### Exercise requirements:
Locate the string "sobre" in the listing below. Copy every line where it is found.
* * * * * * *
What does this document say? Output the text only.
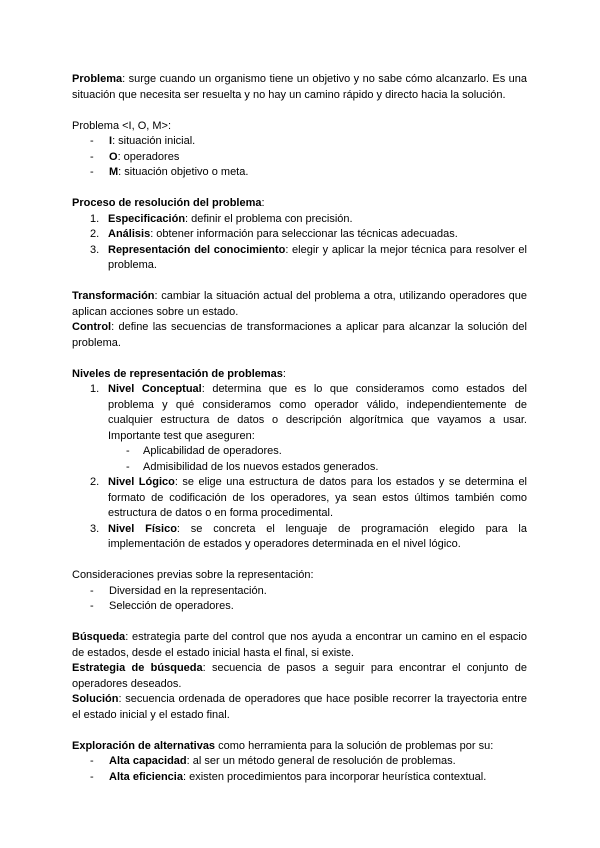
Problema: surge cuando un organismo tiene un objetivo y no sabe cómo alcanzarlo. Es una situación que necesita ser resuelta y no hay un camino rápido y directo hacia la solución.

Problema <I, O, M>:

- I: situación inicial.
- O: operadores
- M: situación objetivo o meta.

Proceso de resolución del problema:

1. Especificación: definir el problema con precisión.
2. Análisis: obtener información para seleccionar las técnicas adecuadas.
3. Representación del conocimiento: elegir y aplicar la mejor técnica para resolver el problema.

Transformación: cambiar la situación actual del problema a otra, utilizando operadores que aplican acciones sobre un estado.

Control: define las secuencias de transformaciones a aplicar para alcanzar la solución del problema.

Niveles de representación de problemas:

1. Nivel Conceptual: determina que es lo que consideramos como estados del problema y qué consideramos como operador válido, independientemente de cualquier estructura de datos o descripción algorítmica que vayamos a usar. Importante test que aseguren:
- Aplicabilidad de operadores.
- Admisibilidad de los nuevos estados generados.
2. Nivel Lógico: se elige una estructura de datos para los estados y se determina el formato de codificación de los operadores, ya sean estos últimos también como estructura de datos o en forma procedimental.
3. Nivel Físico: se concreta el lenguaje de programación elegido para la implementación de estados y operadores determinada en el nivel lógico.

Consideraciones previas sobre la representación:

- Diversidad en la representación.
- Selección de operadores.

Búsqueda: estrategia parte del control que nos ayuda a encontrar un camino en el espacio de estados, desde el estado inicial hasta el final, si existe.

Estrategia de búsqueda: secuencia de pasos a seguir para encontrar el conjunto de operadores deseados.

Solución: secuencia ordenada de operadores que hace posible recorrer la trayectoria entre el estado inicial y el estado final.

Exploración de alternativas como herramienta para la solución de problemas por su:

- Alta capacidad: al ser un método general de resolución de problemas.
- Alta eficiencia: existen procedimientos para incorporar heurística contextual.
* * * * * * *
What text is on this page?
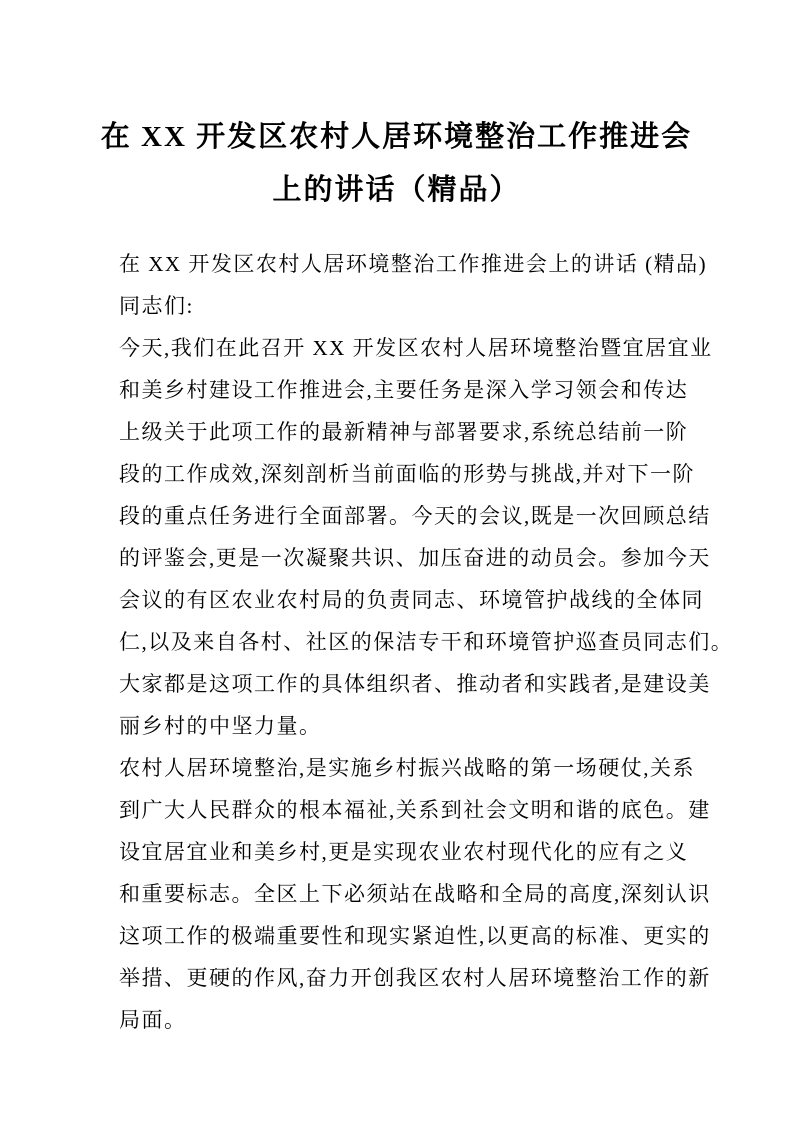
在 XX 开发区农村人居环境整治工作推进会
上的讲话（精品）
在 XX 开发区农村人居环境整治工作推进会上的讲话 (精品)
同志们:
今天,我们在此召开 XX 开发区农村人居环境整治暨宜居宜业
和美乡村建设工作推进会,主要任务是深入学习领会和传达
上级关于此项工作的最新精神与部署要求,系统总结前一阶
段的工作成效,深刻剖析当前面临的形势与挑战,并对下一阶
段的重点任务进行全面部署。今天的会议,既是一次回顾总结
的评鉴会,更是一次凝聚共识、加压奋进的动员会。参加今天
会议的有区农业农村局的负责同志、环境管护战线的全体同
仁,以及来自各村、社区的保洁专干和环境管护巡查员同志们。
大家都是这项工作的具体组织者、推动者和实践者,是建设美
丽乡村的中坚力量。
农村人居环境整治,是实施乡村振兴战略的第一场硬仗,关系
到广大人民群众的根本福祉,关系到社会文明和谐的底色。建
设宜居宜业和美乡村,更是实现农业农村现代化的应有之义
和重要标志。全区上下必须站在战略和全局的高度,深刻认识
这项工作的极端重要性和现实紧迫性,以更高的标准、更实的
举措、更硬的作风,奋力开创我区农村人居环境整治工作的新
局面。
* * * * * * *
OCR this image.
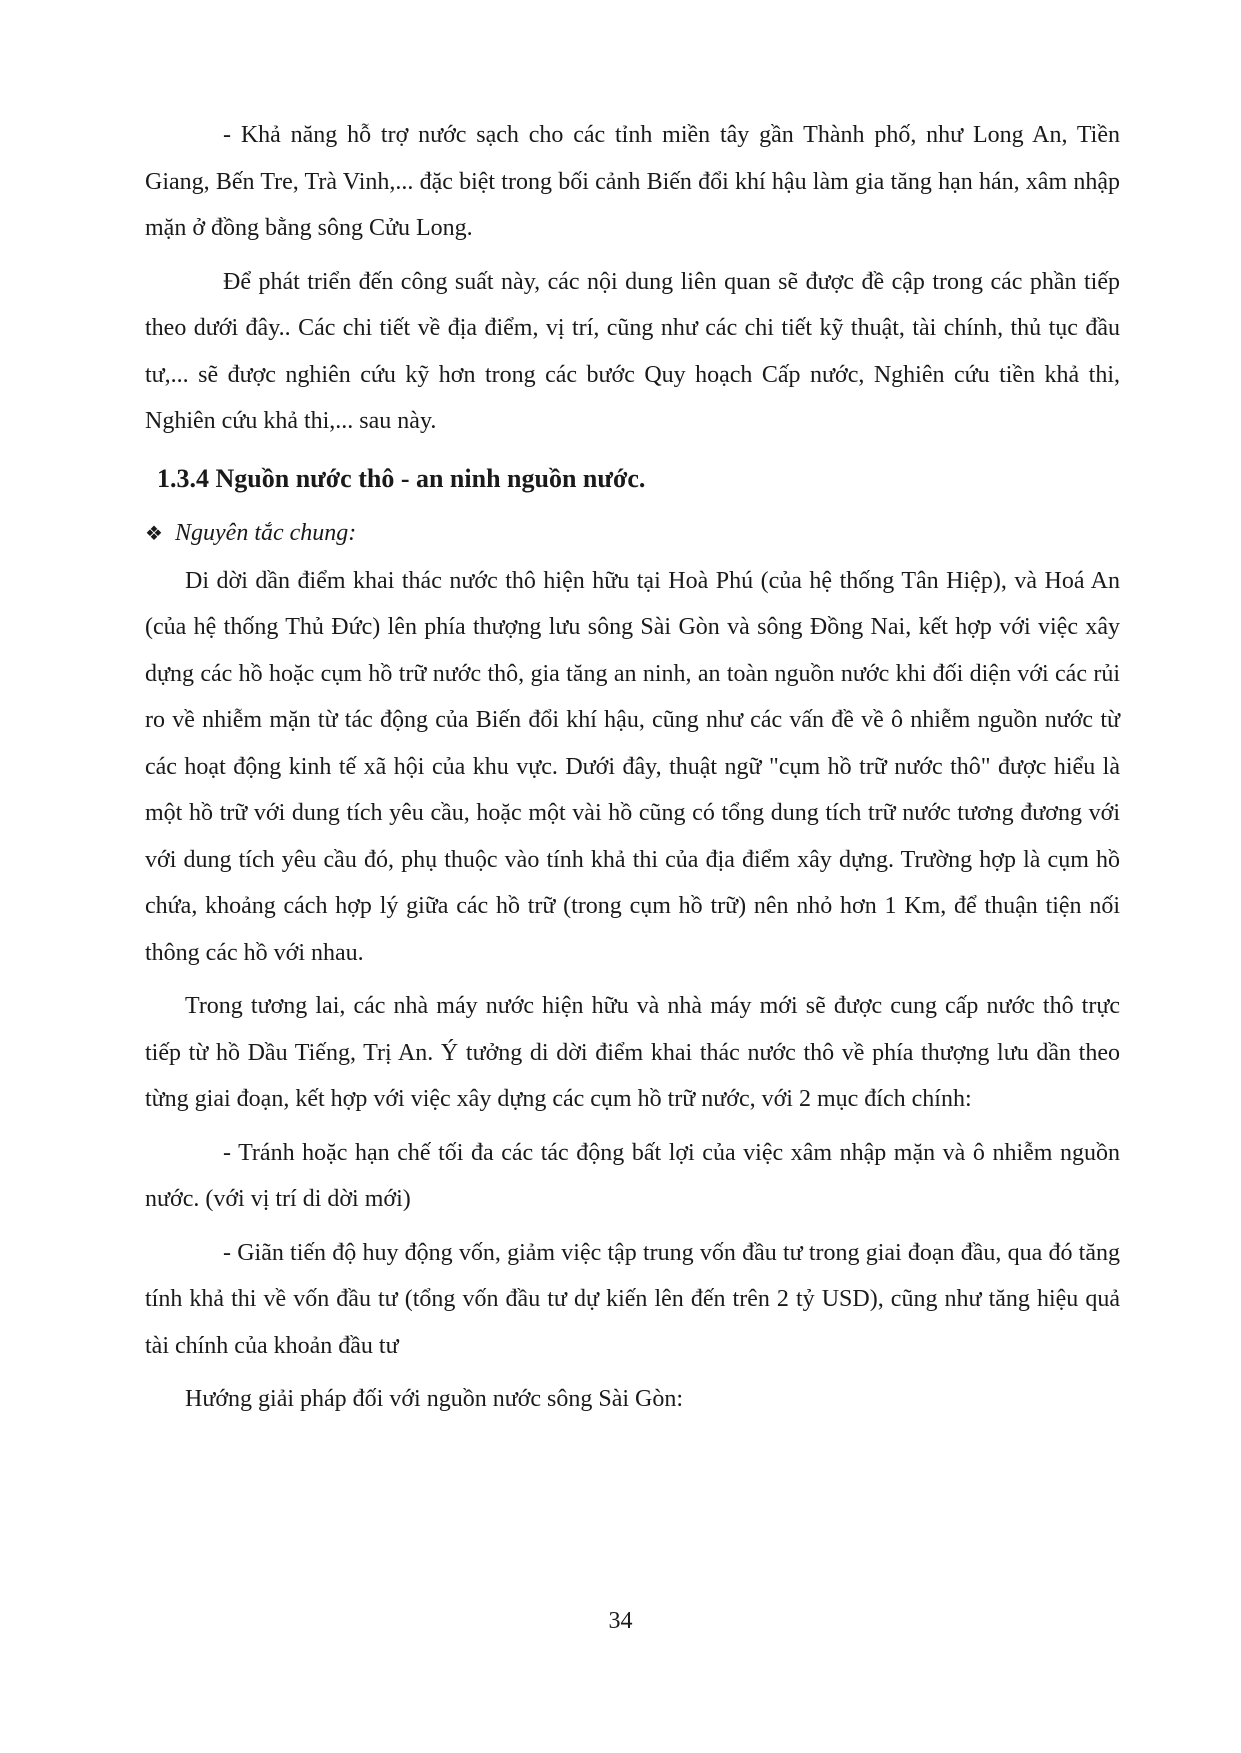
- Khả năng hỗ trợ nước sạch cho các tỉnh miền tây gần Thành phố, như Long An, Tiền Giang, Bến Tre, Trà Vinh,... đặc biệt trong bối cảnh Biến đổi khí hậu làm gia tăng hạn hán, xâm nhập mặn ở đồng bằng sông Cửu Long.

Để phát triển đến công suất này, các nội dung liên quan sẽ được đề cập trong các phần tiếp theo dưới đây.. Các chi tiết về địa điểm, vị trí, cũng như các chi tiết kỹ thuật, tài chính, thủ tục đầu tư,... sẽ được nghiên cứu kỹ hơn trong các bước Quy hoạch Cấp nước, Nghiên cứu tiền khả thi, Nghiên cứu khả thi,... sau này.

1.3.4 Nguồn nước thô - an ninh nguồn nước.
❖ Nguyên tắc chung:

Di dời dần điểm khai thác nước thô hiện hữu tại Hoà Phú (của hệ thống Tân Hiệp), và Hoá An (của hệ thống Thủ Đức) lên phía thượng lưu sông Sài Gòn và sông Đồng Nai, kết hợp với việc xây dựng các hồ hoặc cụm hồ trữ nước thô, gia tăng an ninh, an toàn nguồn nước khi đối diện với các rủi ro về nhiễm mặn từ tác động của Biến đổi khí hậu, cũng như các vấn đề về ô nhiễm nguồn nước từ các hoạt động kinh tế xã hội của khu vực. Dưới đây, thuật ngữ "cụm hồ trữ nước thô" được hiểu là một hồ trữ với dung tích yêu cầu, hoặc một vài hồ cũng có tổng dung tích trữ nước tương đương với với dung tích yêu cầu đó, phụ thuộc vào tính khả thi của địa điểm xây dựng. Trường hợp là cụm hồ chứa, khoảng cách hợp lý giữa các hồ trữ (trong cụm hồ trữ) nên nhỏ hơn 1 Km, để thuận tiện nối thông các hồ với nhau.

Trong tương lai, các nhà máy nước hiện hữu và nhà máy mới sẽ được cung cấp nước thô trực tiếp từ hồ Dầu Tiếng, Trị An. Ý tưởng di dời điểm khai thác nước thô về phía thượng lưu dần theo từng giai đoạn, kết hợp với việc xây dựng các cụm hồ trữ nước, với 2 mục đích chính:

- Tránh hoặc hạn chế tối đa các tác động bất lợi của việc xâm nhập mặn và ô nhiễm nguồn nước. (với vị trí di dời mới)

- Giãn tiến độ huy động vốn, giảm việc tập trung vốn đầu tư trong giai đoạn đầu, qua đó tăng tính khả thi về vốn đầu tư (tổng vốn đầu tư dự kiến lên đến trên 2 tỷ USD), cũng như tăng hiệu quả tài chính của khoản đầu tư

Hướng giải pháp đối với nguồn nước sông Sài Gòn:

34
* * * * * * *
### Solution to this exercise:
Transformación: cambiar la situación actual del problema a otra, utilizando operadores que aplican acciones sobre un estado.
Consideraciones previas sobre la representación:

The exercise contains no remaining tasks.